Task prompt - Give back every line of the material below exactly, but no images.
START Working data
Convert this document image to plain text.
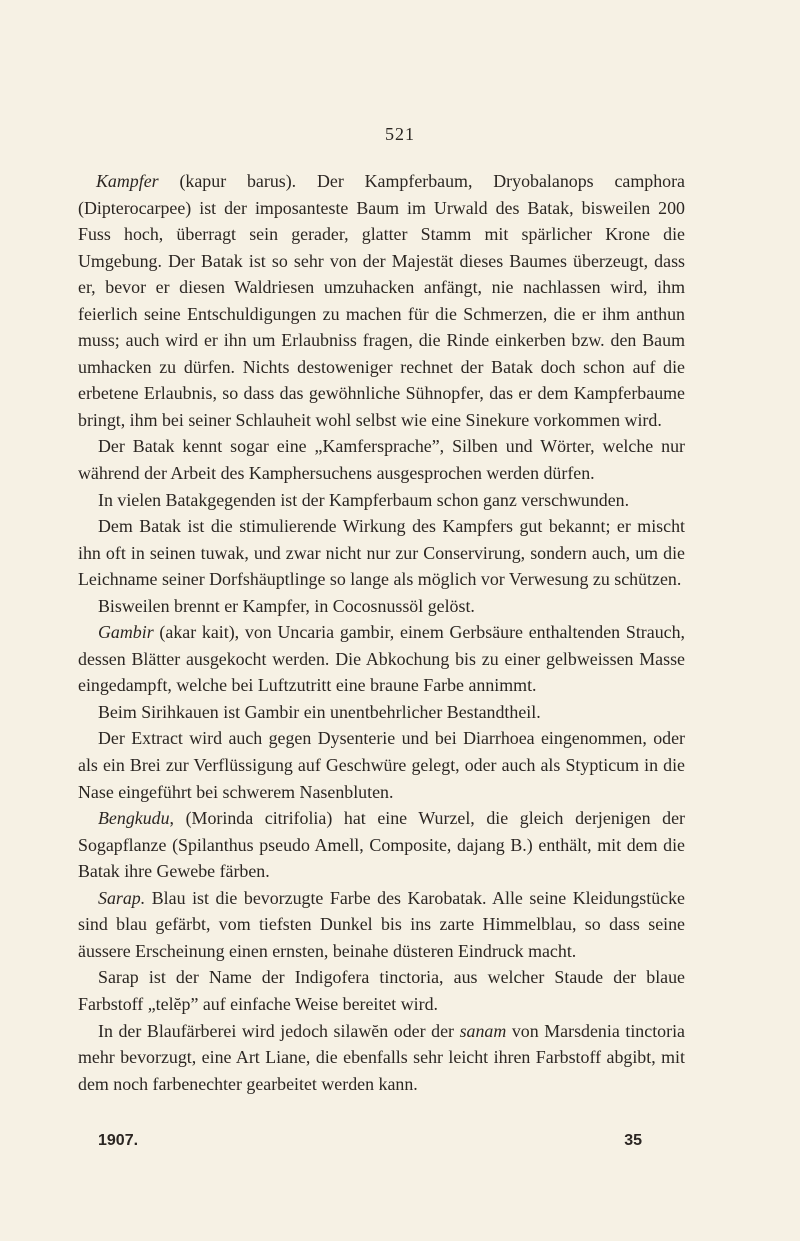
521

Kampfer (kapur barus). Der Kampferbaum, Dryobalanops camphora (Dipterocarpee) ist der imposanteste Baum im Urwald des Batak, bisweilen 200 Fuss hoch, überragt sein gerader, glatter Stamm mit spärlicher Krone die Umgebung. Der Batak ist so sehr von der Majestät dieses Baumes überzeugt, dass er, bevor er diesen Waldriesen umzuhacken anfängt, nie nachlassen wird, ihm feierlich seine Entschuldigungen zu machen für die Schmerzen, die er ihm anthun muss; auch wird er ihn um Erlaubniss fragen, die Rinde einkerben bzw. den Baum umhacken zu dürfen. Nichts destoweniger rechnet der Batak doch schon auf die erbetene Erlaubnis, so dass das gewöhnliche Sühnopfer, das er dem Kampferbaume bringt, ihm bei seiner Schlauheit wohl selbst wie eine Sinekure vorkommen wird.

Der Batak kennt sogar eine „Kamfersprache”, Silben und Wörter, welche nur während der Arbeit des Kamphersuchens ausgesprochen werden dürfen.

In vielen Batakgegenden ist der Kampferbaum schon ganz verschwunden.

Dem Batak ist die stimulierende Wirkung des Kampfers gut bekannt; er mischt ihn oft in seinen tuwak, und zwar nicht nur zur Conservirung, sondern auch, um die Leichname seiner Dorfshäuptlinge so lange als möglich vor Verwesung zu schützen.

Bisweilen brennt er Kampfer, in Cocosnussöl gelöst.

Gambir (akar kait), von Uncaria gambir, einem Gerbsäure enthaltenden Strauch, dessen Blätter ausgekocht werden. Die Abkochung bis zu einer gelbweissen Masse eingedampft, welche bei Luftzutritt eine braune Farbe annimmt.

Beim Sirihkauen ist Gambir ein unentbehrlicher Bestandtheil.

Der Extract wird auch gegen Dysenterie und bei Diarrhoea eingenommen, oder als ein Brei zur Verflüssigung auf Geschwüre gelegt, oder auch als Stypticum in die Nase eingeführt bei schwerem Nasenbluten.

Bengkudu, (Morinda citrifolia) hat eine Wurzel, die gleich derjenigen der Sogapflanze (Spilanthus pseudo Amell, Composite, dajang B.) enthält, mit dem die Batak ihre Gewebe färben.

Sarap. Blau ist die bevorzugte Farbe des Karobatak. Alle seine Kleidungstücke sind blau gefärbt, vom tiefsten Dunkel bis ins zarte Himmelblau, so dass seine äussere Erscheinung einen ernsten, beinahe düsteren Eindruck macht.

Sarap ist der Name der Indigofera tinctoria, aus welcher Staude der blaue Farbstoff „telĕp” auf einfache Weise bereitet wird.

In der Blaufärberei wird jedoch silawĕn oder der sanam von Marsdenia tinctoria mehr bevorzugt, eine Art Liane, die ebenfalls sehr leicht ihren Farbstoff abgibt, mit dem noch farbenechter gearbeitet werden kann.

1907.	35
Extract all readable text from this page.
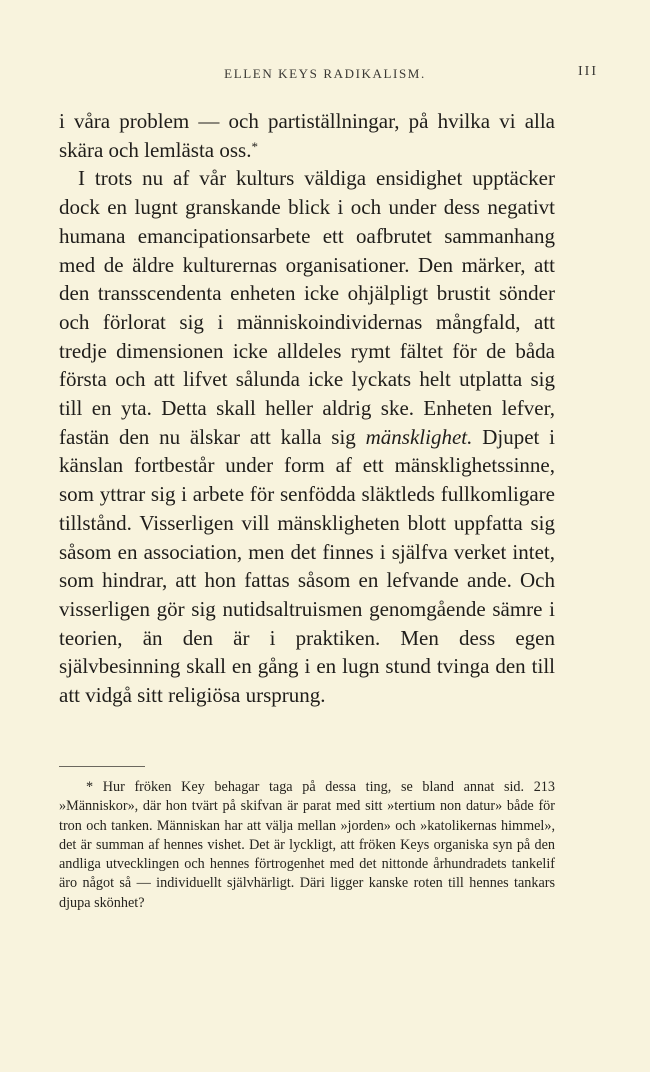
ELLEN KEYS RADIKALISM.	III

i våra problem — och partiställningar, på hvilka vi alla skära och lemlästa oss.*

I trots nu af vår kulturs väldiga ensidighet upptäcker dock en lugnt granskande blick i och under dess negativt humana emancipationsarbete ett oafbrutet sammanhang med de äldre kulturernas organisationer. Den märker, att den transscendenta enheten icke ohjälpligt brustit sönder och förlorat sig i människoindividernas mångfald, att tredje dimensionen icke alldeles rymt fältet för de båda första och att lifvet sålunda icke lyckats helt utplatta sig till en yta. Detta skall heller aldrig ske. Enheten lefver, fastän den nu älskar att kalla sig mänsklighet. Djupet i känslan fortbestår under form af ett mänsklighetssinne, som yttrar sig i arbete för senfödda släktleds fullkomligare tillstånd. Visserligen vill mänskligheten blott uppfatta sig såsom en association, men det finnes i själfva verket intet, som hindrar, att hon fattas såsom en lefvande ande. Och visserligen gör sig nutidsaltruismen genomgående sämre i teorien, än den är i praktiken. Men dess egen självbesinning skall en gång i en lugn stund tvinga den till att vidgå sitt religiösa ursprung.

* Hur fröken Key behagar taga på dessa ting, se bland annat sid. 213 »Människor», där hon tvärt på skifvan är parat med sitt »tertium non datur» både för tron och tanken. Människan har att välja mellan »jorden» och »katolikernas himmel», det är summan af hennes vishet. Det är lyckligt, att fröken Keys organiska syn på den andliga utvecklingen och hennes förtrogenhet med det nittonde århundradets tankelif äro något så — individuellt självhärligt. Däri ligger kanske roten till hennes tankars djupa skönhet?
END Working data
Your solution -
Convert this document image to plain text.
521

Kampfer (kapur barus). Der Kampferbaum, Dryobalanops camphora (Dipterocarpee) ist der imposanteste Baum im Urwald des Batak, bisweilen 200 Fuss hoch, überragt sein gerader, glatter Stamm mit spärlicher Krone die Umgebung. Der Batak ist so sehr von der Majestät dieses Baumes überzeugt, dass er, bevor er diesen Waldriesen umzuhacken anfängt, nie nachlassen wird, ihm feierlich seine Entschuldigungen zu machen für die Schmerzen, die er ihm anthun muss; auch wird er ihn um Erlaubniss fragen, die Rinde einkerben bzw. den Baum umhacken zu dürfen. Nichts destoweniger rechnet der Batak doch schon auf die erbetene Erlaubnis, so dass das gewöhnliche Sühnopfer, das er dem Kampferbaume bringt, ihm bei seiner Schlauheit wohl selbst wie eine Sinekure vorkommen wird.

Der Batak kennt sogar eine „Kamfersprache”, Silben und Wörter, welche nur während der Arbeit des Kamphersuchens ausgesprochen werden dürfen.

In vielen Batakgegenden ist der Kampferbaum schon ganz verschwunden.

Dem Batak ist die stimulierende Wirkung des Kampfers gut bekannt; er mischt ihn oft in seinen tuwak, und zwar nicht nur zur Conservirung, sondern auch, um die Leichname seiner Dorfshäuptlinge so lange als möglich vor Verwesung zu schützen.

Bisweilen brennt er Kampfer, in Cocosnussöl gelöst.

Gambir (akar kait), von Uncaria gambir, einem Gerbsäure enthaltenden Strauch, dessen Blätter ausgekocht werden. Die Abkochung bis zu einer gelbweissen Masse eingedampft, welche bei Luftzutritt eine braune Farbe annimmt.

Beim Sirihkauen ist Gambir ein unentbehrlicher Bestandtheil.

Der Extract wird auch gegen Dysenterie und bei Diarrhoea eingenommen, oder als ein Brei zur Verflüssigung auf Geschwüre gelegt, oder auch als Stypticum in die Nase eingeführt bei schwerem Nasenbluten.

Bengkudu, (Morinda citrifolia) hat eine Wurzel, die gleich derjenigen der Sogapflanze (Spilanthus pseudo Amell, Composite, dajang B.) enthält, mit dem die Batak ihre Gewebe färben.

Sarap. Blau ist die bevorzugte Farbe des Karobatak. Alle seine Kleidungstücke sind blau gefärbt, vom tiefsten Dunkel bis ins zarte Himmelblau, so dass seine äussere Erscheinung einen ernsten, beinahe düsteren Eindruck macht.

Sarap ist der Name der Indigofera tinctoria, aus welcher Staude der blaue Farbstoff „telĕp” auf einfache Weise bereitet wird.

In der Blaufärberei wird jedoch silawĕn oder der sanam von Marsdenia tinctoria mehr bevorzugt, eine Art Liane, die ebenfalls sehr leicht ihren Farbstoff abgibt, mit dem noch farbenechter gearbeitet werden kann.

1907.	35
Extract all readable text from this page.
ELLEN KEYS RADIKALISM.	III

i våra problem — och partiställningar, på hvilka vi alla skära och lemlästa oss.*

I trots nu af vår kulturs väldiga ensidighet upptäcker dock en lugnt granskande blick i och under dess negativt humana emancipationsarbete ett oafbrutet sammanhang med de äldre kulturernas organisationer. Den märker, att den transscendenta enheten icke ohjälpligt brustit sönder och förlorat sig i människoindividernas mångfald, att tredje dimensionen icke alldeles rymt fältet för de båda första och att lifvet sålunda icke lyckats helt utplatta sig till en yta. Detta skall heller aldrig ske. Enheten lefver, fastän den nu älskar att kalla sig mänsklighet. Djupet i känslan fortbestår under form af ett mänsklighetssinne, som yttrar sig i arbete för senfödda släktleds fullkomligare tillstånd. Visserligen vill mänskligheten blott uppfatta sig såsom en association, men det finnes i själfva verket intet, som hindrar, att hon fattas såsom en lefvande ande. Och visserligen gör sig nutidsaltruismen genomgående sämre i teorien, än den är i praktiken. Men dess egen självbesinning skall en gång i en lugn stund tvinga den till att vidgå sitt religiösa ursprung.

* Hur fröken Key behagar taga på dessa ting, se bland annat sid. 213 »Människor», där hon tvärt på skifvan är parat med sitt »tertium non datur» både för tron och tanken. Människan har att välja mellan »jorden» och »katolikernas himmel», det är summan af hennes vishet. Det är lyckligt, att fröken Keys organiska syn på den andliga utvecklingen och hennes förtrogenhet med det nittonde århundradets tankelif äro något så — individuellt självhärligt. Däri ligger kanske roten till hennes tankars djupa skönhet?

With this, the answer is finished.